Task statement =
Quote all of the entries word for word.

Data supplied =
* Begin *

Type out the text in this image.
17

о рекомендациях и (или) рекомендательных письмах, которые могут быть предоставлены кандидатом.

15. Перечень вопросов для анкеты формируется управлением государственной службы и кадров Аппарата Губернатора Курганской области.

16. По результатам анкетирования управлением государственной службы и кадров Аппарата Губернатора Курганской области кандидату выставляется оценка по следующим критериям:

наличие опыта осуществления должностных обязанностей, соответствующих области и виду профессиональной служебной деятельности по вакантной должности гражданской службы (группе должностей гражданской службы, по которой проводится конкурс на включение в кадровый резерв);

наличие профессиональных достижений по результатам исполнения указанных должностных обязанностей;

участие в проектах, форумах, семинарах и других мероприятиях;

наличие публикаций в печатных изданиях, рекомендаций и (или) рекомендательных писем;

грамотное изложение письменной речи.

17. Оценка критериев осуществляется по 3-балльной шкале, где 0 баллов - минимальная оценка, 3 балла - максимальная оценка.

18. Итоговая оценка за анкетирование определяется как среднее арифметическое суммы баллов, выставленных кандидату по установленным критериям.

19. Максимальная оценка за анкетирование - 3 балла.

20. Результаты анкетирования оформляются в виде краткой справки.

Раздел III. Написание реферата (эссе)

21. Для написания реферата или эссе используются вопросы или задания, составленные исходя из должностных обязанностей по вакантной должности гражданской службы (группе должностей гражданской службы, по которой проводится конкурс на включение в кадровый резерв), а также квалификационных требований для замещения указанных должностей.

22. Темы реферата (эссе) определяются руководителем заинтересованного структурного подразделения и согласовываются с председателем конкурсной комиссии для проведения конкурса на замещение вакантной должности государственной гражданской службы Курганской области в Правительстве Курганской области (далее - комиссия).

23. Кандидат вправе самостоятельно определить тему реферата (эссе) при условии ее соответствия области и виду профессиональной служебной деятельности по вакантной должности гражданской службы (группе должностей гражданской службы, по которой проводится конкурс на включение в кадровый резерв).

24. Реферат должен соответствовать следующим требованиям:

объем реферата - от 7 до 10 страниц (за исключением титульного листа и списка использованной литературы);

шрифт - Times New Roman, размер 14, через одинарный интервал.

* End *

Problem solution =
Type out the text in this image.
17

о рекомендациях и (или) рекомендательных письмах, которые могут быть предоставлены кандидатом.

15. Перечень вопросов для анкеты формируется управлением государственной службы и кадров Аппарата Губернатора Курганской области.

16. По результатам анкетирования управлением государственной службы и кадров Аппарата Губернатора Курганской области кандидату выставляется оценка по следующим критериям:

наличие опыта осуществления должностных обязанностей, соответствующих области и виду профессиональной служебной деятельности по вакантной должности гражданской службы (группе должностей гражданской службы, по которой проводится конкурс на включение в кадровый резерв);

наличие профессиональных достижений по результатам исполнения указанных должностных обязанностей;

участие в проектах, форумах, семинарах и других мероприятиях;

наличие публикаций в печатных изданиях, рекомендаций и (или) рекомендательных писем;

грамотное изложение письменной речи.

17. Оценка критериев осуществляется по 3-балльной шкале, где 0 баллов - минимальная оценка, 3 балла - максимальная оценка.

18. Итоговая оценка за анкетирование определяется как среднее арифметическое суммы баллов, выставленных кандидату по установленным критериям.

19. Максимальная оценка за анкетирование - 3 балла.

20. Результаты анкетирования оформляются в виде краткой справки.

Раздел III. Написание реферата (эссе)

21. Для написания реферата или эссе используются вопросы или задания, составленные исходя из должностных обязанностей по вакантной должности гражданской службы (группе должностей гражданской службы, по которой проводится конкурс на включение в кадровый резерв), а также квалификационных требований для замещения указанных должностей.

22. Темы реферата (эссе) определяются руководителем заинтересованного структурного подразделения и согласовываются с председателем конкурсной комиссии для проведения конкурса на замещение вакантной должности государственной гражданской службы Курганской области в Правительстве Курганской области (далее - комиссия).

23. Кандидат вправе самостоятельно определить тему реферата (эссе) при условии ее соответствия области и виду профессиональной служебной деятельности по вакантной должности гражданской службы (группе должностей гражданской службы, по которой проводится конкурс на включение в кадровый резерв).

24. Реферат должен соответствовать следующим требованиям:

объем реферата - от 7 до 10 страниц (за исключением титульного листа и списка использованной литературы);

шрифт - Times New Roman, размер 14, через одинарный интервал.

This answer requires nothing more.